** begin Exercise input **

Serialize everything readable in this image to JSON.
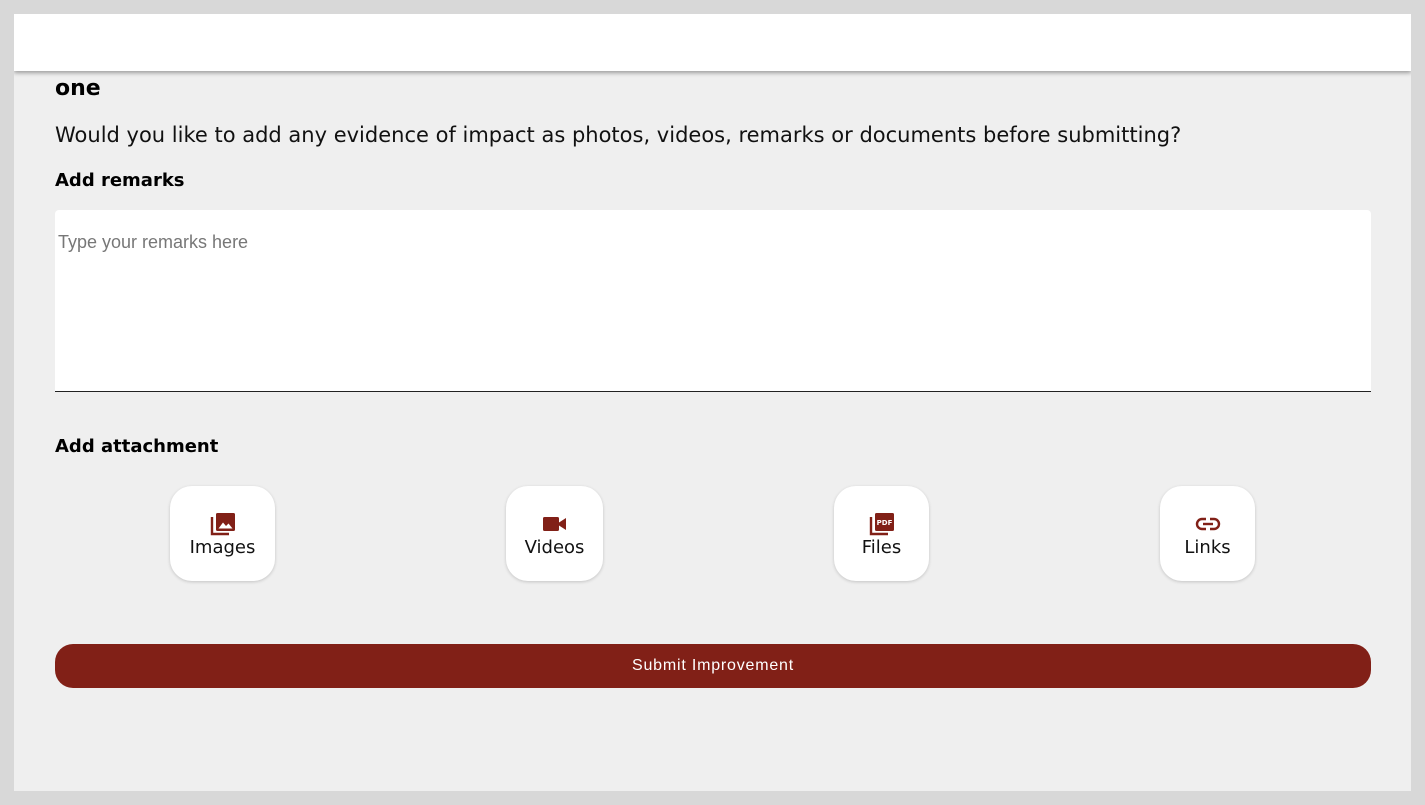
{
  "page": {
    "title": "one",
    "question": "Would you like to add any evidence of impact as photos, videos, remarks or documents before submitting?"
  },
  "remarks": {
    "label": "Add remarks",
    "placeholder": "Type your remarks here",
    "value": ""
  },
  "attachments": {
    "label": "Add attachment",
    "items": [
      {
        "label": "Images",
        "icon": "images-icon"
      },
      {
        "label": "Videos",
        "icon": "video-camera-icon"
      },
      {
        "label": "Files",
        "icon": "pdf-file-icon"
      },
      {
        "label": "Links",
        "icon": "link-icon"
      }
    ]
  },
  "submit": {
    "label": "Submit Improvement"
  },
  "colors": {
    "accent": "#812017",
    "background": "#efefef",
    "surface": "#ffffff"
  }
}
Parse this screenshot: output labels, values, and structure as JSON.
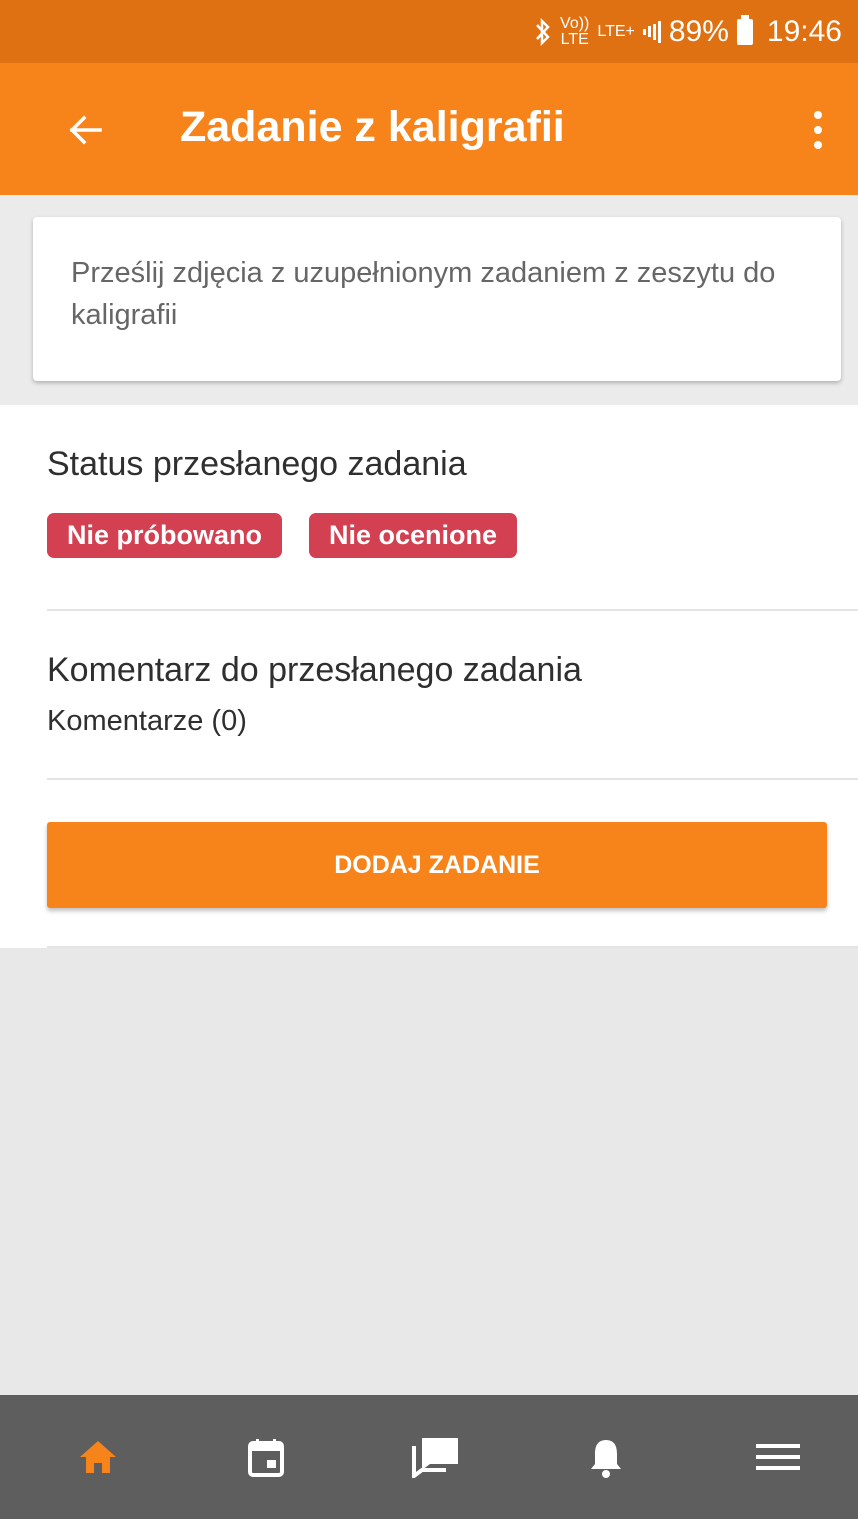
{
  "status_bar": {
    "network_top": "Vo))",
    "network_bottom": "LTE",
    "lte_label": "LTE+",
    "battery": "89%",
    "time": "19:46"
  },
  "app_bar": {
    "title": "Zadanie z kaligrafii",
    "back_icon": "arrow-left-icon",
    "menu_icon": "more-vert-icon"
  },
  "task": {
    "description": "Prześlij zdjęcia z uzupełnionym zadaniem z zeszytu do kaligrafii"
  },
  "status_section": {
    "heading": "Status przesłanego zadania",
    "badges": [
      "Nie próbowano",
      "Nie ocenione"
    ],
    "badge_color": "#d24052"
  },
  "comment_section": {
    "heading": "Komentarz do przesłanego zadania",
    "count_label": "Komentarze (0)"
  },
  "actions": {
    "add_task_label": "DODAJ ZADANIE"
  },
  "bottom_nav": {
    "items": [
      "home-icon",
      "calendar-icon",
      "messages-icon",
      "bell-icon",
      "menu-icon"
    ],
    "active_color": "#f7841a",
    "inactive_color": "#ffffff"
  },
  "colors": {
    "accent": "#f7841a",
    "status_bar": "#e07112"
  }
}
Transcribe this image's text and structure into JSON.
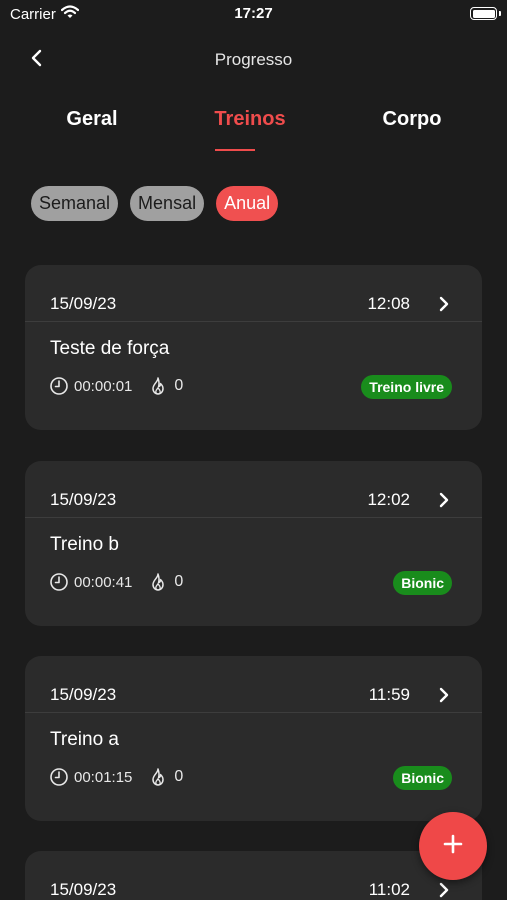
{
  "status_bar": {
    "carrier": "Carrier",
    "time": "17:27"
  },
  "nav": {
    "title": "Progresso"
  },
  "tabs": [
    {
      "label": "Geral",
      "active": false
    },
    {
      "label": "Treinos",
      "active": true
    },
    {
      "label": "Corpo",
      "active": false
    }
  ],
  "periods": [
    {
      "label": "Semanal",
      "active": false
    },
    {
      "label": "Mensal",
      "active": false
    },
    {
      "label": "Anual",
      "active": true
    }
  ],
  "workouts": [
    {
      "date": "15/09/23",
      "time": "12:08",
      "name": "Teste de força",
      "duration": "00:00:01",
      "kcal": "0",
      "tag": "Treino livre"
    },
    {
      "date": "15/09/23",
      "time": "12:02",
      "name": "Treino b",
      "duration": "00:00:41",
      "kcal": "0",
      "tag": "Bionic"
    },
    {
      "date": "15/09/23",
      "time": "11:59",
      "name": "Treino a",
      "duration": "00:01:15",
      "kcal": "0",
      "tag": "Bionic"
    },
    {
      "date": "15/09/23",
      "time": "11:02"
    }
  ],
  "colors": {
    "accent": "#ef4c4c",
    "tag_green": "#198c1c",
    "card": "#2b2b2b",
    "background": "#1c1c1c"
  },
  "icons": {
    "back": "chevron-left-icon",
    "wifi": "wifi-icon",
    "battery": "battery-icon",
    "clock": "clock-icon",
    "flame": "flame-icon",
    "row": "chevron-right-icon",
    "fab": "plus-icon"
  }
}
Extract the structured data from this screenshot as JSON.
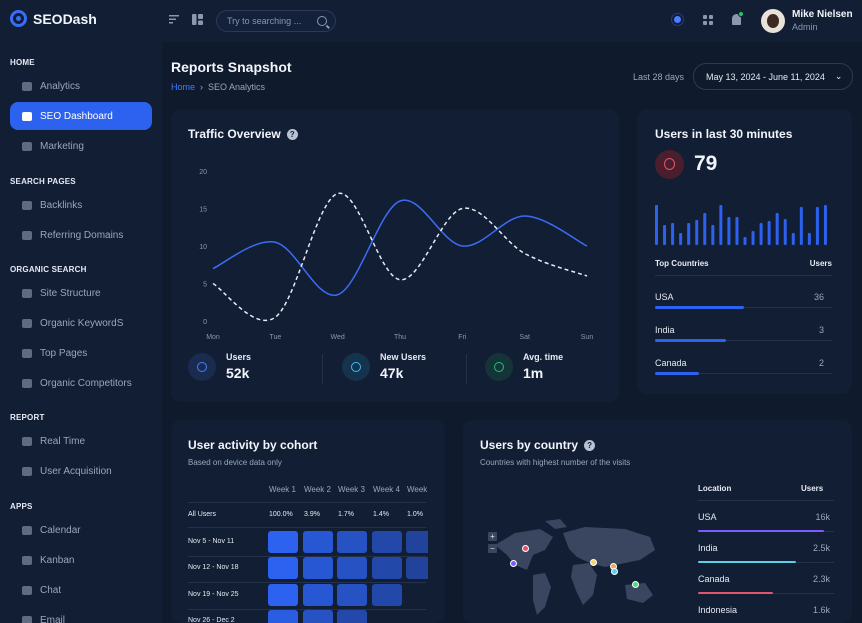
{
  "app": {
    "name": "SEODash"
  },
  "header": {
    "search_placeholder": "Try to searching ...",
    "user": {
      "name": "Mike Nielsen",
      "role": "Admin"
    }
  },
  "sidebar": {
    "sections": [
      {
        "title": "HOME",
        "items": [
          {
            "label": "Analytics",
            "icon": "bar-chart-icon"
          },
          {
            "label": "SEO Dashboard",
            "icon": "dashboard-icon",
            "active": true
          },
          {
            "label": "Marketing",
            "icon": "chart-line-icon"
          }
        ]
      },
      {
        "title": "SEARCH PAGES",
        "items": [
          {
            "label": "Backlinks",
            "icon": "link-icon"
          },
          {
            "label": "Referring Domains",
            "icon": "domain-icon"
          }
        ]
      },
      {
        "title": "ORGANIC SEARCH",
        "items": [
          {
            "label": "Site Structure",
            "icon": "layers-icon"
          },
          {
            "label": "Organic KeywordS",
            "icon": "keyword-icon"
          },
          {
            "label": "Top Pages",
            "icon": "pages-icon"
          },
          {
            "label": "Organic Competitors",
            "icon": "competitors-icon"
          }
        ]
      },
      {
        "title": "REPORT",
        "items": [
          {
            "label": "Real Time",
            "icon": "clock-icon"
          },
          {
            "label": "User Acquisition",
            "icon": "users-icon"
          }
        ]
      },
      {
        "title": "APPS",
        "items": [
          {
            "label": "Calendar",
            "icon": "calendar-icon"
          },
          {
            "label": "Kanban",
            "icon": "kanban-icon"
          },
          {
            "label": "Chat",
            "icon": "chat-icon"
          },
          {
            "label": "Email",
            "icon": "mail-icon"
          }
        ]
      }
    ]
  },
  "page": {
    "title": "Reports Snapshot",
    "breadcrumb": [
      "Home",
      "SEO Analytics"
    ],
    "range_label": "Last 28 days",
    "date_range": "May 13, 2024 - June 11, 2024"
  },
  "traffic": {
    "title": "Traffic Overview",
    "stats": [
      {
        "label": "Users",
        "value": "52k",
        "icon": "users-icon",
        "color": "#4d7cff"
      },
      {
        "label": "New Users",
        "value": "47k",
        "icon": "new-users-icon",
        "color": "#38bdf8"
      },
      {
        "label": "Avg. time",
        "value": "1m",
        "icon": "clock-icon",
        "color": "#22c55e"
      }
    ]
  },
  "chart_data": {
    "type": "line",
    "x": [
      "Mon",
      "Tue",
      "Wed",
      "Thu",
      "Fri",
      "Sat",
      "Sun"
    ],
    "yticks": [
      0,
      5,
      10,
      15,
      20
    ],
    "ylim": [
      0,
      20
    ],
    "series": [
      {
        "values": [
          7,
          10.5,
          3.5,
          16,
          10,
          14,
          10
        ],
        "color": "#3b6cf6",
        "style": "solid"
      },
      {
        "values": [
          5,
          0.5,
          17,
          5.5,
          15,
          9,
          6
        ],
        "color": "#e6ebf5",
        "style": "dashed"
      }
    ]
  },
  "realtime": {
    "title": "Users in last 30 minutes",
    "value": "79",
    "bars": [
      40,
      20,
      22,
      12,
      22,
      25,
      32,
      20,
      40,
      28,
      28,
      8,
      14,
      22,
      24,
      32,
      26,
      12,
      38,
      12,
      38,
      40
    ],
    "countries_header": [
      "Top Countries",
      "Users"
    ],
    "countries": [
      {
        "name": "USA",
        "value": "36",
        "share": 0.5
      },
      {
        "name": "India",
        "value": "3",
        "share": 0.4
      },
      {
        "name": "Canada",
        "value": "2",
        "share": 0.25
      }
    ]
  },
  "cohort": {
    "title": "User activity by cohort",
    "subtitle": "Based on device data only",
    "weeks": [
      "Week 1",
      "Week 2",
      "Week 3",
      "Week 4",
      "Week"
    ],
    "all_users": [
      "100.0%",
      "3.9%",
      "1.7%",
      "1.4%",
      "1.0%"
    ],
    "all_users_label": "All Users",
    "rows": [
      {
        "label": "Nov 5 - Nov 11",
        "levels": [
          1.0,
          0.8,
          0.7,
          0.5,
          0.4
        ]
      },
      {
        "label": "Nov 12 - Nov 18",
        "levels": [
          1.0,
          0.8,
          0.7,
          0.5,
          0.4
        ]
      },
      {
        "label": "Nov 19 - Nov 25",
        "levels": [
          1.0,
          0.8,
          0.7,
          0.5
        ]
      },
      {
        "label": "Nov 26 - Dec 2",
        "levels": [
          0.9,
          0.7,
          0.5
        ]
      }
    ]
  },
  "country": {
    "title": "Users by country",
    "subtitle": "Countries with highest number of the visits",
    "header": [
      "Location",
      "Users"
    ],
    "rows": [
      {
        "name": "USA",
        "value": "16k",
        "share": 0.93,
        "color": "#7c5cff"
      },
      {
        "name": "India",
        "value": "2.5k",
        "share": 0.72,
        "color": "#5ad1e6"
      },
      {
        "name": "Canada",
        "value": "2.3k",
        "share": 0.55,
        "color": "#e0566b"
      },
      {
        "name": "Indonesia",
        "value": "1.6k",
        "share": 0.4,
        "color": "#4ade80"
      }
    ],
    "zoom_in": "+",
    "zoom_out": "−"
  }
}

** end Exercise input **

Take every line from the data that contains the word "remarks".

    "question": "Would you like to add any evidence of impact as photos, videos, remarks or documents before submitting?"
  "remarks": {
    "label": "Add remarks",
    "placeholder": "Type your remarks here",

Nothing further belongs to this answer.